## Stated problem
Go through the records and extract every line with the word "требований".

--- Start of Given entries ---

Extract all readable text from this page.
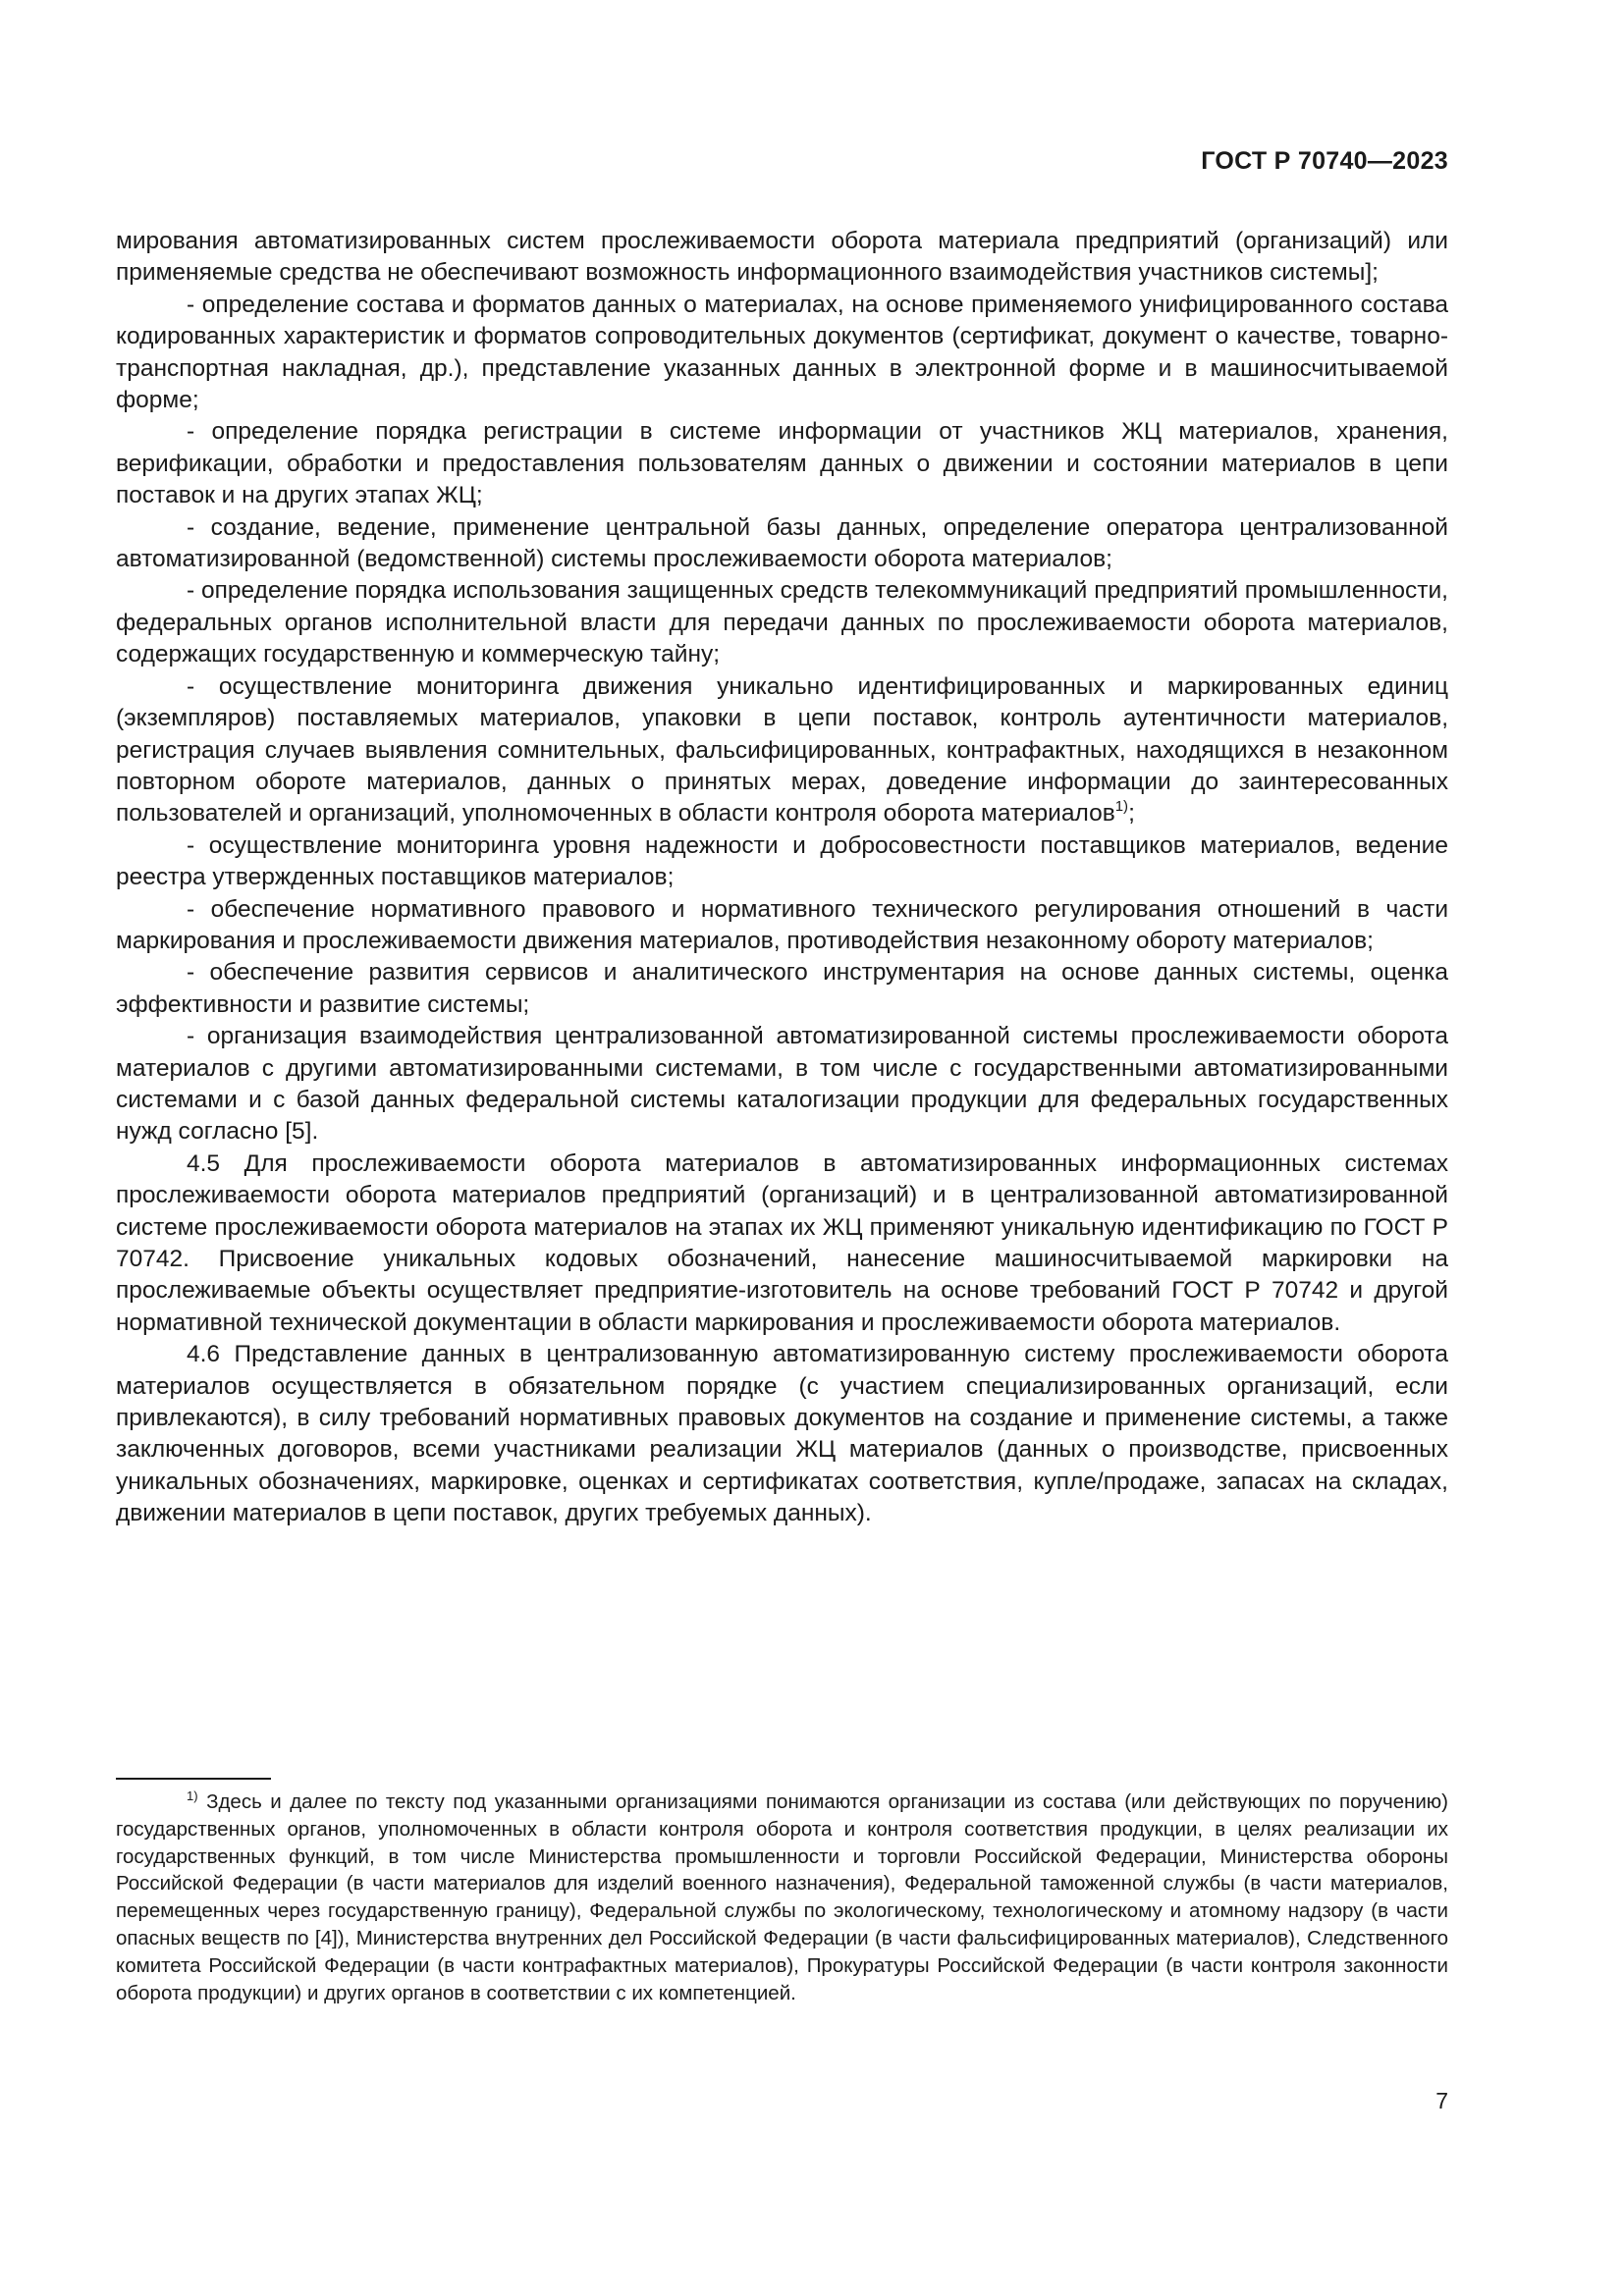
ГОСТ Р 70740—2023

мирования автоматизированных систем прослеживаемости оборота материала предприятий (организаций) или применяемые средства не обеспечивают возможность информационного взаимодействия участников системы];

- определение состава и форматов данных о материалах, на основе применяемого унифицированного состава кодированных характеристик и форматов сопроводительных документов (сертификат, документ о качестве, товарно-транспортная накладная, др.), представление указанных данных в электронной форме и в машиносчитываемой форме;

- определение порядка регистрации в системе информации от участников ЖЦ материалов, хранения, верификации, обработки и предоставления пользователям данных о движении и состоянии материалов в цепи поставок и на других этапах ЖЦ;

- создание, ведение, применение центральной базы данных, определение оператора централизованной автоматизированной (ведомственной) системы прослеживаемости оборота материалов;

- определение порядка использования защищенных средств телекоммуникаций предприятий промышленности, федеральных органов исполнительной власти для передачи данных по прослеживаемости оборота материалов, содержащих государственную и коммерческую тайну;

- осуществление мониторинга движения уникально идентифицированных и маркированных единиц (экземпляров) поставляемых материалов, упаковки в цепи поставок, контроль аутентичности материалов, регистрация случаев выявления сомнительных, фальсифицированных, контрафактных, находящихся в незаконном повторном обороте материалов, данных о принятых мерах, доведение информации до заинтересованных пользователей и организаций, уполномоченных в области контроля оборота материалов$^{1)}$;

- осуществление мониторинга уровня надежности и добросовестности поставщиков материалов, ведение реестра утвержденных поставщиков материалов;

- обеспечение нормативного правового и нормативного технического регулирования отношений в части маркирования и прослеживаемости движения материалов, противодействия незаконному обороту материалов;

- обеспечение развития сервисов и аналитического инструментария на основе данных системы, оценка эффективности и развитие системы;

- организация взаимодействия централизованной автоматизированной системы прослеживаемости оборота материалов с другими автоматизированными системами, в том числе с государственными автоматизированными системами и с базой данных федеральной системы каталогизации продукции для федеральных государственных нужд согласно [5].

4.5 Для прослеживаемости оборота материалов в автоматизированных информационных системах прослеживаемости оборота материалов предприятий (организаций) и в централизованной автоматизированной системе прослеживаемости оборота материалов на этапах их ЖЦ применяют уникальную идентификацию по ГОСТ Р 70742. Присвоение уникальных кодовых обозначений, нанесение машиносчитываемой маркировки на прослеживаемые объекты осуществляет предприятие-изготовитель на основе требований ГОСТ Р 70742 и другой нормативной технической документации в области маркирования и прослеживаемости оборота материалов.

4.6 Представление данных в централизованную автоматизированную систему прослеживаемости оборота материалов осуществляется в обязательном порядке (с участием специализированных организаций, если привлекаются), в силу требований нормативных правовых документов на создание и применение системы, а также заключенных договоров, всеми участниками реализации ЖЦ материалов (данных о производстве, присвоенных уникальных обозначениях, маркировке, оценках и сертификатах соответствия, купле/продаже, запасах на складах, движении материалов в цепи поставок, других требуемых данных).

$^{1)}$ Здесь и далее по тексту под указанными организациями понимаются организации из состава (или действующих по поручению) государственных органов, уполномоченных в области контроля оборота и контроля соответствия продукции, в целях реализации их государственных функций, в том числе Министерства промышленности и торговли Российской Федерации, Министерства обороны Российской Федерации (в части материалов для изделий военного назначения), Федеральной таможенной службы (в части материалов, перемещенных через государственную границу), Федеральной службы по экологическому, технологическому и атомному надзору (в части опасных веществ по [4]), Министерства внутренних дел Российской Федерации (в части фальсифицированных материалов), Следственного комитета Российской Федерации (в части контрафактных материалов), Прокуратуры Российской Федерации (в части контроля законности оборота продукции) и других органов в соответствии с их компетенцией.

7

--- End of Given entries ---
--- Start of Given entries ---

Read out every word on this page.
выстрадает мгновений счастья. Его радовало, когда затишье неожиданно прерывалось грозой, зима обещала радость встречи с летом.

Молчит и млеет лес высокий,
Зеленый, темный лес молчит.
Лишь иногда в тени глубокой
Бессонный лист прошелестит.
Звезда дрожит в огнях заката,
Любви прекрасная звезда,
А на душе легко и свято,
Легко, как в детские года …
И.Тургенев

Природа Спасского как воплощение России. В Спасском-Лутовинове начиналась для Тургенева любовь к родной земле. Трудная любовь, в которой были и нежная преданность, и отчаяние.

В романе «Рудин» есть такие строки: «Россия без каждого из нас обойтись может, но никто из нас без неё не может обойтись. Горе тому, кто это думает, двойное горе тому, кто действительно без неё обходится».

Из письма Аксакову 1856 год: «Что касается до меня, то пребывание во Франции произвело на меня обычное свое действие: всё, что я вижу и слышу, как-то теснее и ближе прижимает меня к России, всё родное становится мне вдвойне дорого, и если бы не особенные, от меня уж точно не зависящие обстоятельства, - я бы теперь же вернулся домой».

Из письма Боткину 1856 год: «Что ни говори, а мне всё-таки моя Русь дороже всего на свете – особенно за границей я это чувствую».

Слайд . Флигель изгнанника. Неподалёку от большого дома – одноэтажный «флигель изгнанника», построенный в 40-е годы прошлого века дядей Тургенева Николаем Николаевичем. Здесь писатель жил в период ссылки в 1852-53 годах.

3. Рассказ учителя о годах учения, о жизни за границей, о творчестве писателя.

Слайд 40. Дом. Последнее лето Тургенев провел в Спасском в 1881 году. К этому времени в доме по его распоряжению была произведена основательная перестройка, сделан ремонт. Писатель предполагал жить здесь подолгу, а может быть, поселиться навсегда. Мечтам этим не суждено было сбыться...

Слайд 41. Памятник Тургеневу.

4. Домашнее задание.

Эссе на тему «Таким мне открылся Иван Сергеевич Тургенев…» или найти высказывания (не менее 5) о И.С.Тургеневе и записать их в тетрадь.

--- End of Given entries ---

## Solution to this problem
4.5 Для прослеживаемости оборота материалов в автоматизированных информационных системах прослеживаемости оборота материалов предприятий (организаций) и в централизованной автоматизированной системе прослеживаемости оборота материалов на этапах их ЖЦ применяют уникальную идентификацию по ГОСТ Р 70742. Присвоение уникальных кодовых обозначений, нанесение машиносчитываемой маркировки на прослеживаемые объекты осуществляет предприятие-изготовитель на основе требований ГОСТ Р 70742 и другой нормативной технической документации в области маркирования и прослеживаемости оборота материалов.
4.6 Представление данных в централизованную автоматизированную систему прослеживаемости оборота материалов осуществляется в обязательном порядке (с участием специализированных организаций, если привлекаются), в силу требований нормативных правовых документов на создание и применение системы, а также заключенных договоров, всеми участниками реализации ЖЦ материалов (данных о производстве, присвоенных уникальных обозначениях, маркировке, оценках и сертификатах соответствия, купле/продаже, запасах на складах, движении материалов в цепи поставок, других требуемых данных).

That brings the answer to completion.